◆ **Stored rows**:
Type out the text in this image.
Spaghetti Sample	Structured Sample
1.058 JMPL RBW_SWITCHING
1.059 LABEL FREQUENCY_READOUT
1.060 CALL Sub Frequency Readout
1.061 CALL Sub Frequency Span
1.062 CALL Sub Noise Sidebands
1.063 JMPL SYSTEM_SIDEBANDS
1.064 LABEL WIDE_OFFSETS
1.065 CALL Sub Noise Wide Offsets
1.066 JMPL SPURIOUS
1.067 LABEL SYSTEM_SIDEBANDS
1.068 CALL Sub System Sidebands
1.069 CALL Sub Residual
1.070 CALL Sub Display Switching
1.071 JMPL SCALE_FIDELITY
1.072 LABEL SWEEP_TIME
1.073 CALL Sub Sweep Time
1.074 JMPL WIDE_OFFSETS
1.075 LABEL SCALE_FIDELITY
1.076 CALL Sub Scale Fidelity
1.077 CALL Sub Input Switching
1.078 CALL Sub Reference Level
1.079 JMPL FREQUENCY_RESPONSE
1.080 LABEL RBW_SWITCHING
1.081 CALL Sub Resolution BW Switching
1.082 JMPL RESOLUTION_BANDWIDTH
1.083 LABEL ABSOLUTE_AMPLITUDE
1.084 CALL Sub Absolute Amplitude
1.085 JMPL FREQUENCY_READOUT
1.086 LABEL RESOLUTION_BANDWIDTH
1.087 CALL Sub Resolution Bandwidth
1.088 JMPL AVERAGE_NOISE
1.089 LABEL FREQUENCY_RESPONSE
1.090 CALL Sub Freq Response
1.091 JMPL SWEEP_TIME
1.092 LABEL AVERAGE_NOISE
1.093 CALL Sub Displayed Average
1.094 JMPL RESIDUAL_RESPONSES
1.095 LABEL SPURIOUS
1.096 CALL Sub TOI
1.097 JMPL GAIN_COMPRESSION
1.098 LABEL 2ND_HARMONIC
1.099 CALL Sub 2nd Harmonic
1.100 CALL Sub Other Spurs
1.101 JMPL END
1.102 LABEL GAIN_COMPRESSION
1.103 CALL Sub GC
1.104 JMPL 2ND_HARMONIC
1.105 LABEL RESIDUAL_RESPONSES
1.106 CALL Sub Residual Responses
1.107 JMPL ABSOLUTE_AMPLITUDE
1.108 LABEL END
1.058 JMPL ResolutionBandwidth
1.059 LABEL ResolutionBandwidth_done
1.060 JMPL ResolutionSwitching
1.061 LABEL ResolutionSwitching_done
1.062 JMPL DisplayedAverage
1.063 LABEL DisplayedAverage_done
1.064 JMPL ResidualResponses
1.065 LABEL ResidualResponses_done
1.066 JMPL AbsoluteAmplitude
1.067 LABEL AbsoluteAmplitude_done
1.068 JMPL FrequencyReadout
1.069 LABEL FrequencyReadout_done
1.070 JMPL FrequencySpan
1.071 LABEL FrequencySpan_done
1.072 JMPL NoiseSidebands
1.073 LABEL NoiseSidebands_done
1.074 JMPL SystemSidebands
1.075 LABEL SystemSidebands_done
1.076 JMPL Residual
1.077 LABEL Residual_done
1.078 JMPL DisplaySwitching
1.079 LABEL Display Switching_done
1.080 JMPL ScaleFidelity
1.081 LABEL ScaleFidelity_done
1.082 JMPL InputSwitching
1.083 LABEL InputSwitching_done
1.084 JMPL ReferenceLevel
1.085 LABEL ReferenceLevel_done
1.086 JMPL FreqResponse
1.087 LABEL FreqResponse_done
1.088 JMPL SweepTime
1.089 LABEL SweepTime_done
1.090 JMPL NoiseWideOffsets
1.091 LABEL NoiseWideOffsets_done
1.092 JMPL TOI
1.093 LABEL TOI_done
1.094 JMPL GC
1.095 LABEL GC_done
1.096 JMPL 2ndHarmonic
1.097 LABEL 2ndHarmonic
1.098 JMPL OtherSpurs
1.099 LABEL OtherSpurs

◆ **Exercise aim**:
Repeat each entry word for word.

◆ **Problem solution**:
Type out the text in this image.
Spaghetti Sample	Structured Sample
1.058 JMPL RBW_SWITCHING
1.059 LABEL FREQUENCY_READOUT
1.060 CALL Sub Frequency Readout
1.061 CALL Sub Frequency Span
1.062 CALL Sub Noise Sidebands
1.063 JMPL SYSTEM_SIDEBANDS
1.064 LABEL WIDE_OFFSETS
1.065 CALL Sub Noise Wide Offsets
1.066 JMPL SPURIOUS
1.067 LABEL SYSTEM_SIDEBANDS
1.068 CALL Sub System Sidebands
1.069 CALL Sub Residual
1.070 CALL Sub Display Switching
1.071 JMPL SCALE_FIDELITY
1.072 LABEL SWEEP_TIME
1.073 CALL Sub Sweep Time
1.074 JMPL WIDE_OFFSETS
1.075 LABEL SCALE_FIDELITY
1.076 CALL Sub Scale Fidelity
1.077 CALL Sub Input Switching
1.078 CALL Sub Reference Level
1.079 JMPL FREQUENCY_RESPONSE
1.080 LABEL RBW_SWITCHING
1.081 CALL Sub Resolution BW Switching
1.082 JMPL RESOLUTION_BANDWIDTH
1.083 LABEL ABSOLUTE_AMPLITUDE
1.084 CALL Sub Absolute Amplitude
1.085 JMPL FREQUENCY_READOUT
1.086 LABEL RESOLUTION_BANDWIDTH
1.087 CALL Sub Resolution Bandwidth
1.088 JMPL AVERAGE_NOISE
1.089 LABEL FREQUENCY_RESPONSE
1.090 CALL Sub Freq Response
1.091 JMPL SWEEP_TIME
1.092 LABEL AVERAGE_NOISE
1.093 CALL Sub Displayed Average
1.094 JMPL RESIDUAL_RESPONSES
1.095 LABEL SPURIOUS
1.096 CALL Sub TOI
1.097 JMPL GAIN_COMPRESSION
1.098 LABEL 2ND_HARMONIC
1.099 CALL Sub 2nd Harmonic
1.100 CALL Sub Other Spurs
1.101 JMPL END
1.102 LABEL GAIN_COMPRESSION
1.103 CALL Sub GC
1.104 JMPL 2ND_HARMONIC
1.105 LABEL RESIDUAL_RESPONSES
1.106 CALL Sub Residual Responses
1.107 JMPL ABSOLUTE_AMPLITUDE
1.108 LABEL END
1.058 JMPL ResolutionBandwidth
1.059 LABEL ResolutionBandwidth_done
1.060 JMPL ResolutionSwitching
1.061 LABEL ResolutionSwitching_done
1.062 JMPL DisplayedAverage
1.063 LABEL DisplayedAverage_done
1.064 JMPL ResidualResponses
1.065 LABEL ResidualResponses_done
1.066 JMPL AbsoluteAmplitude
1.067 LABEL AbsoluteAmplitude_done
1.068 JMPL FrequencyReadout
1.069 LABEL FrequencyReadout_done
1.070 JMPL FrequencySpan
1.071 LABEL FrequencySpan_done
1.072 JMPL NoiseSidebands
1.073 LABEL NoiseSidebands_done
1.074 JMPL SystemSidebands
1.075 LABEL SystemSidebands_done
1.076 JMPL Residual
1.077 LABEL Residual_done
1.078 JMPL DisplaySwitching
1.079 LABEL Display Switching_done
1.080 JMPL ScaleFidelity
1.081 LABEL ScaleFidelity_done
1.082 JMPL InputSwitching
1.083 LABEL InputSwitching_done
1.084 JMPL ReferenceLevel
1.085 LABEL ReferenceLevel_done
1.086 JMPL FreqResponse
1.087 LABEL FreqResponse_done
1.088 JMPL SweepTime
1.089 LABEL SweepTime_done
1.090 JMPL NoiseWideOffsets
1.091 LABEL NoiseWideOffsets_done
1.092 JMPL TOI
1.093 LABEL TOI_done
1.094 JMPL GC
1.095 LABEL GC_done
1.096 JMPL 2ndHarmonic
1.097 LABEL 2ndHarmonic
1.098 JMPL OtherSpurs
1.099 LABEL OtherSpurs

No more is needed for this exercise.